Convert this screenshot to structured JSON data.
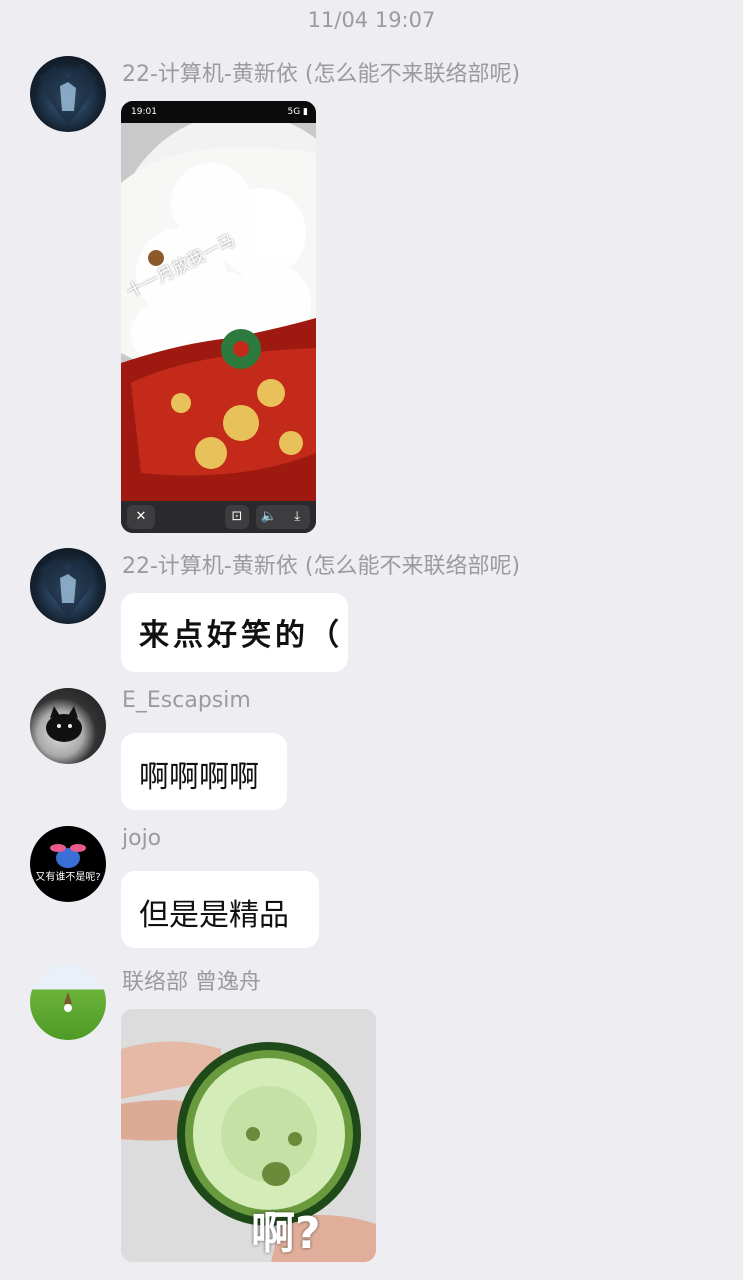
{
  "timestamp": "11/04 19:07",
  "messages": [
    {
      "sender": "22-计算机-黄新依 (怎么能不来联络部呢)",
      "type": "video",
      "video_overlay_text": "十一月放我一马",
      "video_status_time": "19:01",
      "video_status_right": "5G ▮"
    },
    {
      "sender": "22-计算机-黄新依 (怎么能不来联络部呢)",
      "type": "text",
      "text": "来点好笑的（"
    },
    {
      "sender": "E_Escapsim",
      "type": "text",
      "text": "啊啊啊啊"
    },
    {
      "sender": "jojo",
      "type": "text",
      "text": "但是是精品",
      "avatar_text": "又有谁不是呢?"
    },
    {
      "sender": "联络部 曾逸舟",
      "type": "sticker",
      "sticker_text": "啊?"
    }
  ],
  "video_controls": {
    "close": "✕",
    "screenshot": "⊡",
    "volume": "🔈",
    "download": "⤓"
  },
  "icons": [
    "close-icon",
    "screenshot-icon",
    "volume-icon",
    "download-icon"
  ]
}
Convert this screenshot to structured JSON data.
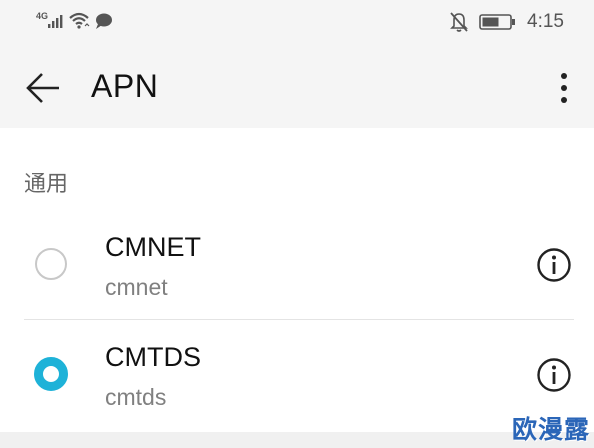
{
  "status_bar": {
    "network_type": "4G",
    "time": "4:15",
    "icons": [
      "signal-icon",
      "wifi-icon",
      "message-icon",
      "notifications-off-icon",
      "battery-icon"
    ]
  },
  "app_bar": {
    "title": "APN",
    "back_icon": "arrow-back-icon",
    "more_icon": "more-vertical-icon"
  },
  "section": {
    "header": "通用"
  },
  "apns": [
    {
      "name": "CMNET",
      "value": "cmnet",
      "selected": false
    },
    {
      "name": "CMTDS",
      "value": "cmtds",
      "selected": true
    }
  ],
  "colors": {
    "accent": "#1eb2d8",
    "radio_unselected": "#c8c8c8",
    "background": "#f5f5f5",
    "surface": "#ffffff"
  },
  "watermark": {
    "text": "欧漫露"
  }
}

__Task instructions__: Looking at the records above, say how many lines hold the string "sender". Write nothing but the number.

__Exercise result__: 5